Exercise details: Say how many lines contain the string "diff". Give no other output.

# Material for the task start

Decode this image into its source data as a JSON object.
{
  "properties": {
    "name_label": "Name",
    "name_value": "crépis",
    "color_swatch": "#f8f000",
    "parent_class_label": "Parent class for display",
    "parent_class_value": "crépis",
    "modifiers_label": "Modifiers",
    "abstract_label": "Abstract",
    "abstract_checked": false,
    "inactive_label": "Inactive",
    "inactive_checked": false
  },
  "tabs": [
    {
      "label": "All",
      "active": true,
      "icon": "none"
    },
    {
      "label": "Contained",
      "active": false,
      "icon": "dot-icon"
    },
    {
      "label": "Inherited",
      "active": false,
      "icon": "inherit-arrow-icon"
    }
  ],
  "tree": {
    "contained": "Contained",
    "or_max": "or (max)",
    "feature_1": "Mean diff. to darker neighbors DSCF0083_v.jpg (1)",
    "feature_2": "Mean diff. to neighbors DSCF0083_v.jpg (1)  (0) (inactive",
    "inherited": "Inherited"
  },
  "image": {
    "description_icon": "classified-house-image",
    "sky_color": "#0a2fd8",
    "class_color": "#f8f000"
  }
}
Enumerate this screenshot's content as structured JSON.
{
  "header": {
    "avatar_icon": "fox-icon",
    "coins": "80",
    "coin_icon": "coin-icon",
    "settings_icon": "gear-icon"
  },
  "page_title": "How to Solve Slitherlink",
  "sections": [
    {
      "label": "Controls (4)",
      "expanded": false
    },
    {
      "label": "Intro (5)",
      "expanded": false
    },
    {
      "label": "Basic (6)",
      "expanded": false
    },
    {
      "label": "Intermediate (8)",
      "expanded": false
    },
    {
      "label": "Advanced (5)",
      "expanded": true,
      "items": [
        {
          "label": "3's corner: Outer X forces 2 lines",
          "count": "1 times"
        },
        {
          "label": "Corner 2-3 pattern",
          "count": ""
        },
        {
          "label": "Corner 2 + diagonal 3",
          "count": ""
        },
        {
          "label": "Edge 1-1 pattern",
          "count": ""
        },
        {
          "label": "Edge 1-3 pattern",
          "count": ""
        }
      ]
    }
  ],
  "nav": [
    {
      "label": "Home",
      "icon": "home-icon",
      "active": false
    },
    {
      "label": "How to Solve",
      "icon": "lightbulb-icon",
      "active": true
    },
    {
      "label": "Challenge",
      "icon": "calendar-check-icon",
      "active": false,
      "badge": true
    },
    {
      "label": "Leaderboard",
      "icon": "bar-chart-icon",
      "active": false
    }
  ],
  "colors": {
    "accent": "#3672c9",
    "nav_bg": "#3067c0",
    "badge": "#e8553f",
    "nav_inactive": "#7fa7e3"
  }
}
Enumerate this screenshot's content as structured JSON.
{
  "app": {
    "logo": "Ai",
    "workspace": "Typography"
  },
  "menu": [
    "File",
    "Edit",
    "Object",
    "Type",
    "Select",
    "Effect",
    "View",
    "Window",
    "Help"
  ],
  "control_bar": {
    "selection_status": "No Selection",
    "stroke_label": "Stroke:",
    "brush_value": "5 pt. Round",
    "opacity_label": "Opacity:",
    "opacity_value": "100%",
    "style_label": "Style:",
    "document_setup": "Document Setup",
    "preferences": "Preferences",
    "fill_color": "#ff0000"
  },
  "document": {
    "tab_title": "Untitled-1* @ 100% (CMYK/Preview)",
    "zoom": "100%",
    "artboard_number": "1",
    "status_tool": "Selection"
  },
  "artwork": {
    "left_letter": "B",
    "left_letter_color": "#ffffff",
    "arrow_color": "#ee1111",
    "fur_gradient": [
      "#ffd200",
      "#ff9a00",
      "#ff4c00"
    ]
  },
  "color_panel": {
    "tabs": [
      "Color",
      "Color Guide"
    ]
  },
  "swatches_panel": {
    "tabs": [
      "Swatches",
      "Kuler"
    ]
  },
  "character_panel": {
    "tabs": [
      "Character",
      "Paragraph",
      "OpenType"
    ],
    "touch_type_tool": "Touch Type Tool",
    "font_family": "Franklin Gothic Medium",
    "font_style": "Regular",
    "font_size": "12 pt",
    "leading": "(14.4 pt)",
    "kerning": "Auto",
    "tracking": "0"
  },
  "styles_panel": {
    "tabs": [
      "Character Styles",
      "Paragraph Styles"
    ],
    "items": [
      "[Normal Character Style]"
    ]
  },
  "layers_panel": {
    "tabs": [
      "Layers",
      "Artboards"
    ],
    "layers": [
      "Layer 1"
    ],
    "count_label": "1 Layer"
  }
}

# Material for the task end

Output for this task: 2